→ **YOUR OBJECTIVE**
Look through the lines below and extract any with the word "处的两个支点".
■ ■ ■ ■ ■
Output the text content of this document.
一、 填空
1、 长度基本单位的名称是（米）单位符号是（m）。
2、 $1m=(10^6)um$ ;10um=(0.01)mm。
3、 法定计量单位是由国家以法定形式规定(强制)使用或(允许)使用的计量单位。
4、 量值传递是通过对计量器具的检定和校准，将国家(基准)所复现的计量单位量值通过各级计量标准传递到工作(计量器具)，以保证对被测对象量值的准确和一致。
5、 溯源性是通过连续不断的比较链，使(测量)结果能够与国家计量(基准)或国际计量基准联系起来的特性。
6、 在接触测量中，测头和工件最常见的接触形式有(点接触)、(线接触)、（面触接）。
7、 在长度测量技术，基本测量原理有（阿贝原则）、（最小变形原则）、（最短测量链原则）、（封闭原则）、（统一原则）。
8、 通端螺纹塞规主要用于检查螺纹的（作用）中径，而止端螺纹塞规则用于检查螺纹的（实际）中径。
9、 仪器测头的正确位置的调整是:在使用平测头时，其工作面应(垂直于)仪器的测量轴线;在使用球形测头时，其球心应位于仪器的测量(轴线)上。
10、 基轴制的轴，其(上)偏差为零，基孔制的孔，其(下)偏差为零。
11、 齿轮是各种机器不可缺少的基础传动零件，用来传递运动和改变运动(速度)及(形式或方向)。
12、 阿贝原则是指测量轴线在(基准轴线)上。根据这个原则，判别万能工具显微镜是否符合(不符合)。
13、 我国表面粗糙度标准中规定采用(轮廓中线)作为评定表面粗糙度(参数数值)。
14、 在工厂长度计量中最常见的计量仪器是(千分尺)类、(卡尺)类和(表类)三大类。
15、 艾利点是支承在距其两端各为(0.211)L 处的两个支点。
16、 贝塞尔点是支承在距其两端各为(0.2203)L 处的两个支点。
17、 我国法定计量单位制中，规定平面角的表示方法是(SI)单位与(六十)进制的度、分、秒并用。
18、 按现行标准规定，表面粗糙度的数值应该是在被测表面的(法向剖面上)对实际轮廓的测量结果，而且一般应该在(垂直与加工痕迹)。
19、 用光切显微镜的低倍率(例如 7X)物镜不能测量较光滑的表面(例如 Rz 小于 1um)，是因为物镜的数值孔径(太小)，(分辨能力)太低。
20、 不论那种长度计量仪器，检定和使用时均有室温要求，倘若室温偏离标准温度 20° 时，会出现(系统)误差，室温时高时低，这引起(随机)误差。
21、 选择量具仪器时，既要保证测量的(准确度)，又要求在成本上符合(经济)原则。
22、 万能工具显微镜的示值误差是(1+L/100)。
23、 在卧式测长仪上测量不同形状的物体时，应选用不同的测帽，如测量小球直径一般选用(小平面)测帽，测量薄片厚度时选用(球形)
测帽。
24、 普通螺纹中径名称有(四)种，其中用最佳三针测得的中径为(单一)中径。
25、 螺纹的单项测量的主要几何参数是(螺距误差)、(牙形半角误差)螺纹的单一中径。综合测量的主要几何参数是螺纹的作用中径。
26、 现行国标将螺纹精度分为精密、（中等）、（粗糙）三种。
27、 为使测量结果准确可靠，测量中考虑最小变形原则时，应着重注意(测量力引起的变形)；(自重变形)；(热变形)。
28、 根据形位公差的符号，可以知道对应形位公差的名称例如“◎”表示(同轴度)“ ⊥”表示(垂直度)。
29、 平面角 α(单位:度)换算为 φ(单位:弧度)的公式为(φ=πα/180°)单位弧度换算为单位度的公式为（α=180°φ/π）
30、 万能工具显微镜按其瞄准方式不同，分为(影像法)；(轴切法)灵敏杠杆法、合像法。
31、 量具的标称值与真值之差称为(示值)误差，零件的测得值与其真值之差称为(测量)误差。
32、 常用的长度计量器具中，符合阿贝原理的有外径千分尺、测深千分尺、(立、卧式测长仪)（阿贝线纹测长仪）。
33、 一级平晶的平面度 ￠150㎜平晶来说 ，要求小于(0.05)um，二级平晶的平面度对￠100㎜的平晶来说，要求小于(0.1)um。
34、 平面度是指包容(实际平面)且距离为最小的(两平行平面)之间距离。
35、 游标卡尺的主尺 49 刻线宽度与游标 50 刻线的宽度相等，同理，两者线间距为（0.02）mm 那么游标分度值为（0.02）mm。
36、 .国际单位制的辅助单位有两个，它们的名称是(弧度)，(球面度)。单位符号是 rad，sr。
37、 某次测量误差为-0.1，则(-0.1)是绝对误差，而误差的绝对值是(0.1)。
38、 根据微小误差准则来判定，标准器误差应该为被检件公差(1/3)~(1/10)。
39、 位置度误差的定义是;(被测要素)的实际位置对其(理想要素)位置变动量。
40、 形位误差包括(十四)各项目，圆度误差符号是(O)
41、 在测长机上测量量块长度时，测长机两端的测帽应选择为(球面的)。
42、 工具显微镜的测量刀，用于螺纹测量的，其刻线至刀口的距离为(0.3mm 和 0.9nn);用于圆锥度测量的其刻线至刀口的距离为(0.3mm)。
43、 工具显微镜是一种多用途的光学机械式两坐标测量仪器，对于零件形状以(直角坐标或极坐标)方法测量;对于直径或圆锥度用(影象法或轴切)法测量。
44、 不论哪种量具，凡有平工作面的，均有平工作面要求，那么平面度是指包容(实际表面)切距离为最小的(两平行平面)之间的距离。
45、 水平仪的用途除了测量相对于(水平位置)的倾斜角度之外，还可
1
■ ■ ■ ■ ■
→ **EXPECTED OUTPUT**
15、 艾利点是支承在距其两端各为(0.211)L 处的两个支点。
16、 贝塞尔点是支承在距其两端各为(0.2203)L 处的两个支点。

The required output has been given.